--- SUPPLIED MATERIAL ---
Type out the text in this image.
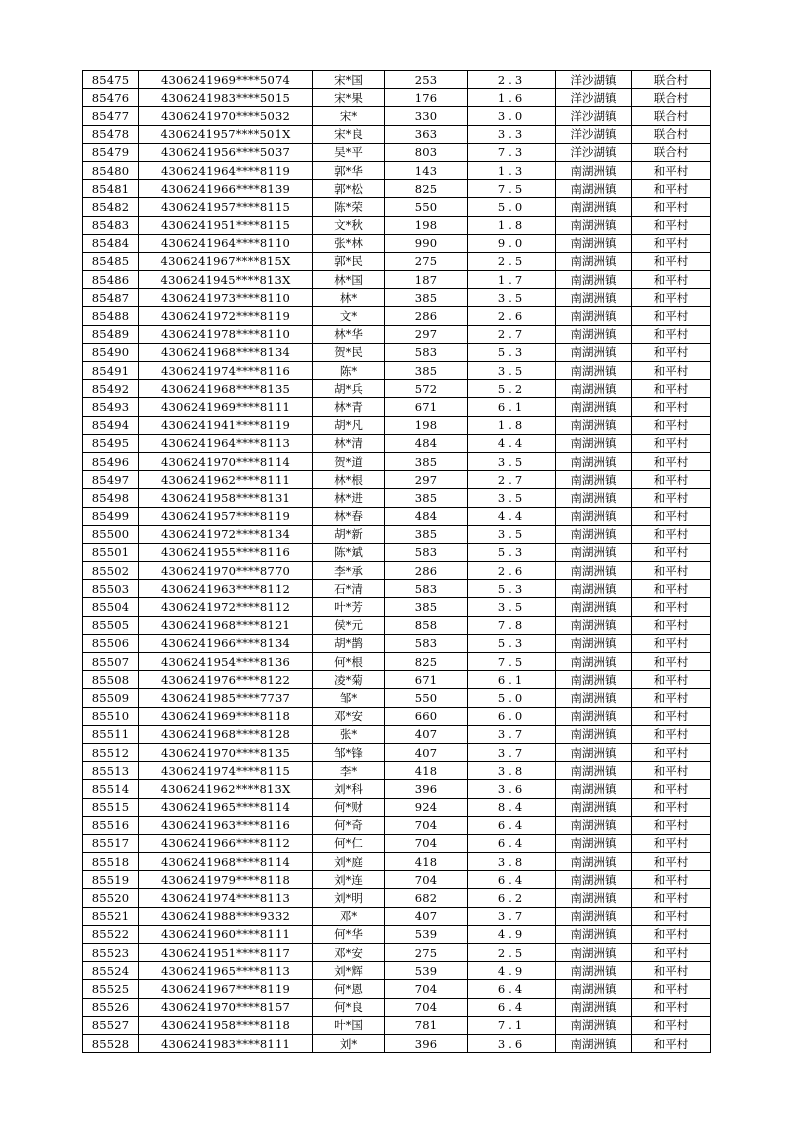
85475	4306241969****5074	宋*国	253	2.3	洋沙湖镇	联合村
85476	4306241983****5015	宋*果	176	1.6	洋沙湖镇	联合村
85477	4306241970****5032	宋*	330	3.0	洋沙湖镇	联合村
85478	4306241957****501X	宋*良	363	3.3	洋沙湖镇	联合村
85479	4306241956****5037	吴*平	803	7.3	洋沙湖镇	联合村
85480	4306241964****8119	郭*华	143	1.3	南湖洲镇	和平村
85481	4306241966****8139	郭*松	825	7.5	南湖洲镇	和平村
85482	4306241957****8115	陈*荣	550	5.0	南湖洲镇	和平村
85483	4306241951****8115	文*秋	198	1.8	南湖洲镇	和平村
85484	4306241964****8110	张*林	990	9.0	南湖洲镇	和平村
85485	4306241967****815X	郭*民	275	2.5	南湖洲镇	和平村
85486	4306241945****813X	林*国	187	1.7	南湖洲镇	和平村
85487	4306241973****8110	林*	385	3.5	南湖洲镇	和平村
85488	4306241972****8119	文*	286	2.6	南湖洲镇	和平村
85489	4306241978****8110	林*华	297	2.7	南湖洲镇	和平村
85490	4306241968****8134	贺*民	583	5.3	南湖洲镇	和平村
85491	4306241974****8116	陈*	385	3.5	南湖洲镇	和平村
85492	4306241968****8135	胡*兵	572	5.2	南湖洲镇	和平村
85493	4306241969****8111	林*青	671	6.1	南湖洲镇	和平村
85494	4306241941****8119	胡*凡	198	1.8	南湖洲镇	和平村
85495	4306241964****8113	林*清	484	4.4	南湖洲镇	和平村
85496	4306241970****8114	贺*道	385	3.5	南湖洲镇	和平村
85497	4306241962****8111	林*根	297	2.7	南湖洲镇	和平村
85498	4306241958****8131	林*进	385	3.5	南湖洲镇	和平村
85499	4306241957****8119	林*春	484	4.4	南湖洲镇	和平村
85500	4306241972****8134	胡*新	385	3.5	南湖洲镇	和平村
85501	4306241955****8116	陈*斌	583	5.3	南湖洲镇	和平村
85502	4306241970****8770	李*承	286	2.6	南湖洲镇	和平村
85503	4306241963****8112	石*清	583	5.3	南湖洲镇	和平村
85504	4306241972****8112	叶*芳	385	3.5	南湖洲镇	和平村
85505	4306241968****8121	侯*元	858	7.8	南湖洲镇	和平村
85506	4306241966****8134	胡*鹊	583	5.3	南湖洲镇	和平村
85507	4306241954****8136	何*根	825	7.5	南湖洲镇	和平村
85508	4306241976****8122	凌*菊	671	6.1	南湖洲镇	和平村
85509	4306241985****7737	邹*	550	5.0	南湖洲镇	和平村
85510	4306241969****8118	邓*安	660	6.0	南湖洲镇	和平村
85511	4306241968****8128	张*	407	3.7	南湖洲镇	和平村
85512	4306241970****8135	邹*锋	407	3.7	南湖洲镇	和平村
85513	4306241974****8115	李*	418	3.8	南湖洲镇	和平村
85514	4306241962****813X	刘*科	396	3.6	南湖洲镇	和平村
85515	4306241965****8114	何*财	924	8.4	南湖洲镇	和平村
85516	4306241963****8116	何*奇	704	6.4	南湖洲镇	和平村
85517	4306241966****8112	何*仁	704	6.4	南湖洲镇	和平村
85518	4306241968****8114	刘*庭	418	3.8	南湖洲镇	和平村
85519	4306241979****8118	刘*连	704	6.4	南湖洲镇	和平村
85520	4306241974****8113	刘*明	682	6.2	南湖洲镇	和平村
85521	4306241988****9332	邓*	407	3.7	南湖洲镇	和平村
85522	4306241960****8111	何*华	539	4.9	南湖洲镇	和平村
85523	4306241951****8117	邓*安	275	2.5	南湖洲镇	和平村
85524	4306241965****8113	刘*辉	539	4.9	南湖洲镇	和平村
85525	4306241967****8119	何*恩	704	6.4	南湖洲镇	和平村
85526	4306241970****8157	何*良	704	6.4	南湖洲镇	和平村
85527	4306241958****8118	叶*国	781	7.1	南湖洲镇	和平村
85528	4306241983****8111	刘*	396	3.6	南湖洲镇	和平村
---
Reproduce every entry word for word, but omit the pictures.

Type out the text in this image.
85475	4306241969****5074	宋*国	253	2.3	洋沙湖镇	联合村
85476	4306241983****5015	宋*果	176	1.6	洋沙湖镇	联合村
85477	4306241970****5032	宋*	330	3.0	洋沙湖镇	联合村
85478	4306241957****501X	宋*良	363	3.3	洋沙湖镇	联合村
85479	4306241956****5037	吴*平	803	7.3	洋沙湖镇	联合村
85480	4306241964****8119	郭*华	143	1.3	南湖洲镇	和平村
85481	4306241966****8139	郭*松	825	7.5	南湖洲镇	和平村
85482	4306241957****8115	陈*荣	550	5.0	南湖洲镇	和平村
85483	4306241951****8115	文*秋	198	1.8	南湖洲镇	和平村
85484	4306241964****8110	张*林	990	9.0	南湖洲镇	和平村
85485	4306241967****815X	郭*民	275	2.5	南湖洲镇	和平村
85486	4306241945****813X	林*国	187	1.7	南湖洲镇	和平村
85487	4306241973****8110	林*	385	3.5	南湖洲镇	和平村
85488	4306241972****8119	文*	286	2.6	南湖洲镇	和平村
85489	4306241978****8110	林*华	297	2.7	南湖洲镇	和平村
85490	4306241968****8134	贺*民	583	5.3	南湖洲镇	和平村
85491	4306241974****8116	陈*	385	3.5	南湖洲镇	和平村
85492	4306241968****8135	胡*兵	572	5.2	南湖洲镇	和平村
85493	4306241969****8111	林*青	671	6.1	南湖洲镇	和平村
85494	4306241941****8119	胡*凡	198	1.8	南湖洲镇	和平村
85495	4306241964****8113	林*清	484	4.4	南湖洲镇	和平村
85496	4306241970****8114	贺*道	385	3.5	南湖洲镇	和平村
85497	4306241962****8111	林*根	297	2.7	南湖洲镇	和平村
85498	4306241958****8131	林*进	385	3.5	南湖洲镇	和平村
85499	4306241957****8119	林*春	484	4.4	南湖洲镇	和平村
85500	4306241972****8134	胡*新	385	3.5	南湖洲镇	和平村
85501	4306241955****8116	陈*斌	583	5.3	南湖洲镇	和平村
85502	4306241970****8770	李*承	286	2.6	南湖洲镇	和平村
85503	4306241963****8112	石*清	583	5.3	南湖洲镇	和平村
85504	4306241972****8112	叶*芳	385	3.5	南湖洲镇	和平村
85505	4306241968****8121	侯*元	858	7.8	南湖洲镇	和平村
85506	4306241966****8134	胡*鹊	583	5.3	南湖洲镇	和平村
85507	4306241954****8136	何*根	825	7.5	南湖洲镇	和平村
85508	4306241976****8122	凌*菊	671	6.1	南湖洲镇	和平村
85509	4306241985****7737	邹*	550	5.0	南湖洲镇	和平村
85510	4306241969****8118	邓*安	660	6.0	南湖洲镇	和平村
85511	4306241968****8128	张*	407	3.7	南湖洲镇	和平村
85512	4306241970****8135	邹*锋	407	3.7	南湖洲镇	和平村
85513	4306241974****8115	李*	418	3.8	南湖洲镇	和平村
85514	4306241962****813X	刘*科	396	3.6	南湖洲镇	和平村
85515	4306241965****8114	何*财	924	8.4	南湖洲镇	和平村
85516	4306241963****8116	何*奇	704	6.4	南湖洲镇	和平村
85517	4306241966****8112	何*仁	704	6.4	南湖洲镇	和平村
85518	4306241968****8114	刘*庭	418	3.8	南湖洲镇	和平村
85519	4306241979****8118	刘*连	704	6.4	南湖洲镇	和平村
85520	4306241974****8113	刘*明	682	6.2	南湖洲镇	和平村
85521	4306241988****9332	邓*	407	3.7	南湖洲镇	和平村
85522	4306241960****8111	何*华	539	4.9	南湖洲镇	和平村
85523	4306241951****8117	邓*安	275	2.5	南湖洲镇	和平村
85524	4306241965****8113	刘*辉	539	4.9	南湖洲镇	和平村
85525	4306241967****8119	何*恩	704	6.4	南湖洲镇	和平村
85526	4306241970****8157	何*良	704	6.4	南湖洲镇	和平村
85527	4306241958****8118	叶*国	781	7.1	南湖洲镇	和平村
85528	4306241983****8111	刘*	396	3.6	南湖洲镇	和平村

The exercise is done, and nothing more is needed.